** START OF Data entries **

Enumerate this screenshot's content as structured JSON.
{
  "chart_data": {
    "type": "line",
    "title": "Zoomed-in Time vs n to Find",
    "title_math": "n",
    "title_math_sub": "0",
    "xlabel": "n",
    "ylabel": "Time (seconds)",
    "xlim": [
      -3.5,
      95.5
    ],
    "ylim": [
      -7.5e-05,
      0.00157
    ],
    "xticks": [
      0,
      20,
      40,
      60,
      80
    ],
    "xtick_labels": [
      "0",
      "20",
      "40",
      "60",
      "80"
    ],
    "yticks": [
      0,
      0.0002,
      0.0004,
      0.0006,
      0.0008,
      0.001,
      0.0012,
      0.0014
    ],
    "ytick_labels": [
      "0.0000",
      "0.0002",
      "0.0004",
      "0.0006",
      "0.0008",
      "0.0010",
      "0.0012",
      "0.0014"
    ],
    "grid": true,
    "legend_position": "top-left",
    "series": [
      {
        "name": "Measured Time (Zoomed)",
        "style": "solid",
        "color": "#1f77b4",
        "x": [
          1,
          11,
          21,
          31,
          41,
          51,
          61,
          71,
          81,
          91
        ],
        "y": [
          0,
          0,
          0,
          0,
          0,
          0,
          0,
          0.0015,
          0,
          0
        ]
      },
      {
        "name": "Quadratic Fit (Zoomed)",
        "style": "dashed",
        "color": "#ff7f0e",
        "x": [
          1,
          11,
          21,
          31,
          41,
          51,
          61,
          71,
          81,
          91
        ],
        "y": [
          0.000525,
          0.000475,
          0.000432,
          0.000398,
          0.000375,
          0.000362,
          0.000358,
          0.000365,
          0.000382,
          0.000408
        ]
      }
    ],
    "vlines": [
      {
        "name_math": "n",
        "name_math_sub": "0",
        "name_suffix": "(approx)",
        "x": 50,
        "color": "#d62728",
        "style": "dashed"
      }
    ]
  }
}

** END OF Data entries **

Directive.
Pull every line containing the word "color" out of the material and copy it.

Exercise answer.
        "color": "#1f77b4",
        "color": "#ff7f0e",
        "color": "#d62728",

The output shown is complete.